╔══

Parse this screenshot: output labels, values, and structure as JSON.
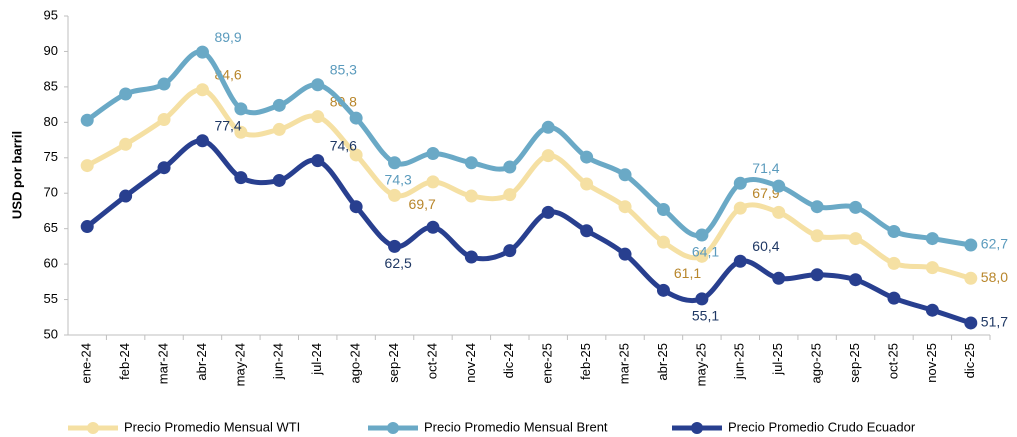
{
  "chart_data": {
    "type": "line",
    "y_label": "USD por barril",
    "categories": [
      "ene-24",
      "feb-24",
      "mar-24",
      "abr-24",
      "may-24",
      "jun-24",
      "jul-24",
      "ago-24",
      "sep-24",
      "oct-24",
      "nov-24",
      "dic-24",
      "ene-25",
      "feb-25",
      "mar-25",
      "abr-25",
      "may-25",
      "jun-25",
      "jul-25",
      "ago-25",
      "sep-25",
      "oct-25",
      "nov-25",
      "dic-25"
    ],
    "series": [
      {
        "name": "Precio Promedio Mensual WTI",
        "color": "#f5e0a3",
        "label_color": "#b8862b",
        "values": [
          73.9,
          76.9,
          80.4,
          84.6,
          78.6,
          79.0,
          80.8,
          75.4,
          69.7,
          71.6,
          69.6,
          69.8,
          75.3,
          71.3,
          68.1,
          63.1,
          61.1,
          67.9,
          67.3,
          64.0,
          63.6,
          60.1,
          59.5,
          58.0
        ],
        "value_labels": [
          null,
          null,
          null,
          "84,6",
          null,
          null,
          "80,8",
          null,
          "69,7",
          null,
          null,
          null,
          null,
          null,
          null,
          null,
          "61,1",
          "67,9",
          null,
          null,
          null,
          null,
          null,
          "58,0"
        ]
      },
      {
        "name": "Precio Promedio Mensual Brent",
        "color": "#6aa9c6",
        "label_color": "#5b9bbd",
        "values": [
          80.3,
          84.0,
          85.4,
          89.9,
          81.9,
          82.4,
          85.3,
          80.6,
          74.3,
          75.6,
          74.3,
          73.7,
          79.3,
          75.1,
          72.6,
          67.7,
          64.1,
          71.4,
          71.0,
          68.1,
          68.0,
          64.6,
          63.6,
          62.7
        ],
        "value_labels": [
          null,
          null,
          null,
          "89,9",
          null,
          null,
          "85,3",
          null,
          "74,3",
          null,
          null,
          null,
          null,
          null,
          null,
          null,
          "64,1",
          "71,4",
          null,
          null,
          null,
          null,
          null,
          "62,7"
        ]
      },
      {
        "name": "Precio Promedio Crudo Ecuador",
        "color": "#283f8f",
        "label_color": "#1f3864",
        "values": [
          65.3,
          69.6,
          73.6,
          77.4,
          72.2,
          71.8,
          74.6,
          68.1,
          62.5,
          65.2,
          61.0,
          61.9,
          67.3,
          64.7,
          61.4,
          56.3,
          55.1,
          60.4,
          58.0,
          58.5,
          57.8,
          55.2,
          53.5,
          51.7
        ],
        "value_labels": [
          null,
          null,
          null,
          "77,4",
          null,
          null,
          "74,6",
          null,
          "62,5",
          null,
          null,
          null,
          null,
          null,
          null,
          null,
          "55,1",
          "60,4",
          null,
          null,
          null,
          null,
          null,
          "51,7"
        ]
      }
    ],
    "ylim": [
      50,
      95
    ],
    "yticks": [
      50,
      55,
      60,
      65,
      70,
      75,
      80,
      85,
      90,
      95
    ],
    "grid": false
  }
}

╚══
╔══

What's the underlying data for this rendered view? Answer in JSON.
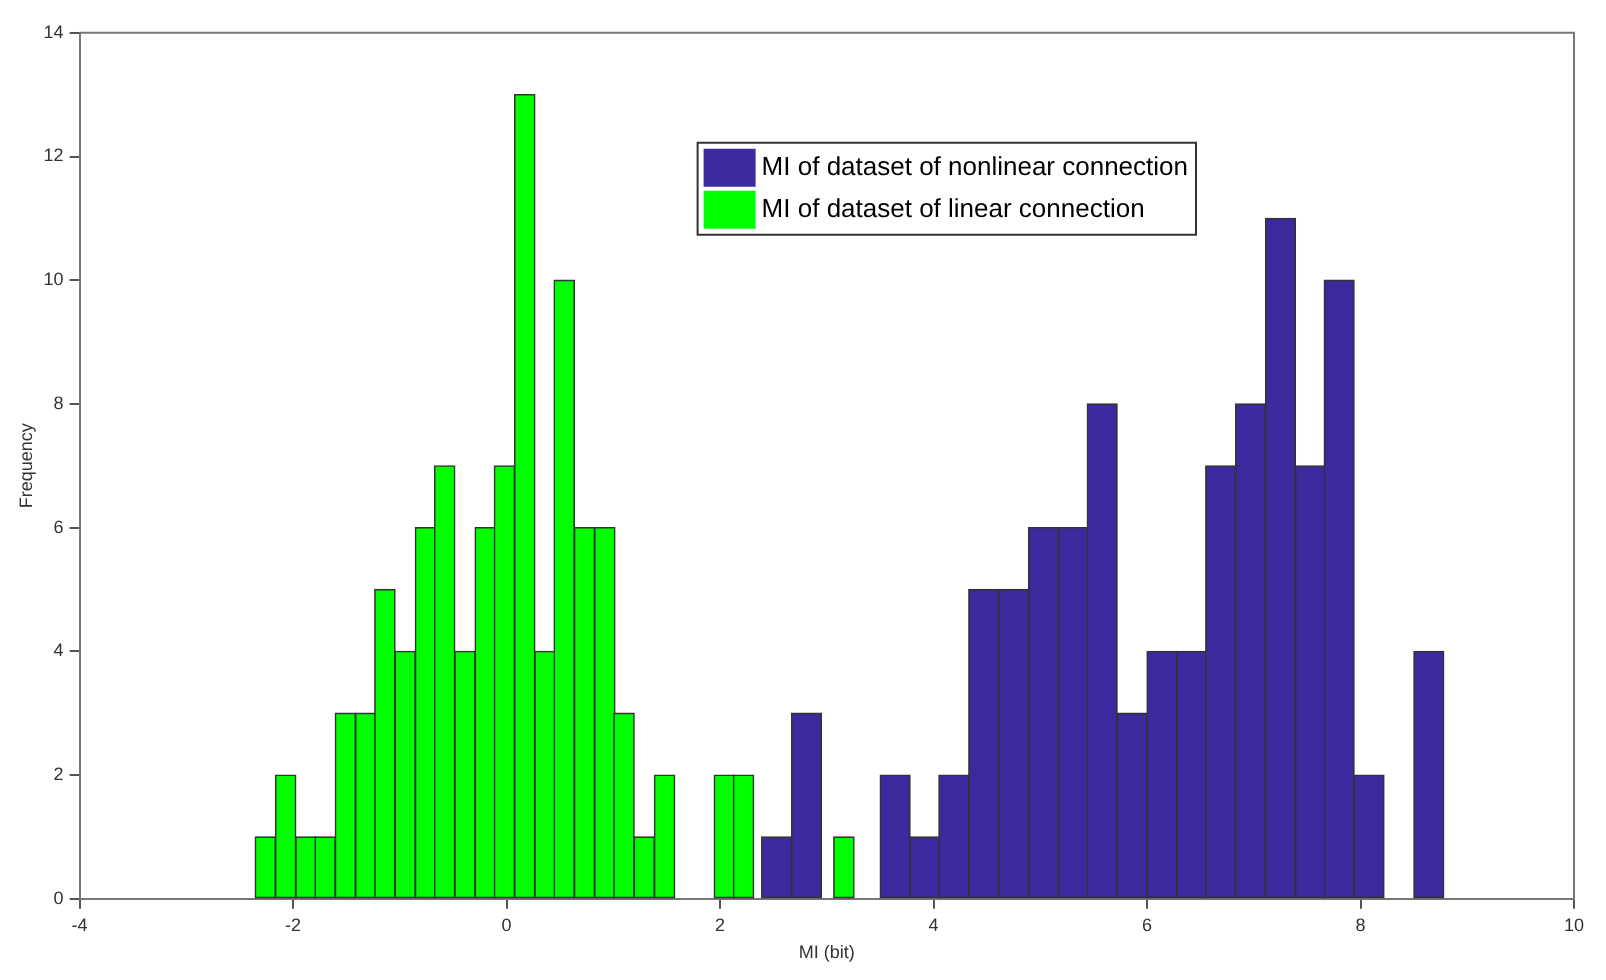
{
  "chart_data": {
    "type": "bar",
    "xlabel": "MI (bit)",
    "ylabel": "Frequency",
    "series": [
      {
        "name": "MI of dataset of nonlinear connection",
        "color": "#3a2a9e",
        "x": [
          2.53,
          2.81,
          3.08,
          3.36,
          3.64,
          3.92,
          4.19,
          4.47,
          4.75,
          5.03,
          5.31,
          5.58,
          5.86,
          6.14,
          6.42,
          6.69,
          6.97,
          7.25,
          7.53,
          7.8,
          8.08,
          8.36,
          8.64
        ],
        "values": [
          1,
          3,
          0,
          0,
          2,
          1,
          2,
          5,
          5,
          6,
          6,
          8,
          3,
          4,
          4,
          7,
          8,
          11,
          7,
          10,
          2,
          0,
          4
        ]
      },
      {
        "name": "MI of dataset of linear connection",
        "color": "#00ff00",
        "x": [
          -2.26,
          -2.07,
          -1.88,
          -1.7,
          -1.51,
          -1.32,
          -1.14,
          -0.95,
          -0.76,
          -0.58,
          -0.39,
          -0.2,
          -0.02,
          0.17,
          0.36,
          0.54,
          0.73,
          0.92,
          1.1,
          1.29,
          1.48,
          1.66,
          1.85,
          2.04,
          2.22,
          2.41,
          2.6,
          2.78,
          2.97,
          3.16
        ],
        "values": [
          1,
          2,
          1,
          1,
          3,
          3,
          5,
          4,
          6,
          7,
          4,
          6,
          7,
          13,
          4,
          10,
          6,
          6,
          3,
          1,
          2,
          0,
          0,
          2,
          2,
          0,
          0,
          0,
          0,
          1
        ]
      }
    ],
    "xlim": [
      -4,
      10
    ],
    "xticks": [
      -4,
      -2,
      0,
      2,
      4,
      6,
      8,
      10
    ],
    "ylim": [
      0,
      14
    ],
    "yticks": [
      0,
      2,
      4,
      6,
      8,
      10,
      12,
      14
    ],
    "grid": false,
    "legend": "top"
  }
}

╚══

TASK REQUIREMENTS :: Go through the material and select each line with the string "JSON" in it.

EXERCISE SOLUTION ::
Parse this screenshot: output labels, values, and structure as JSON.
What's the underlying data for this rendered view? Answer in JSON.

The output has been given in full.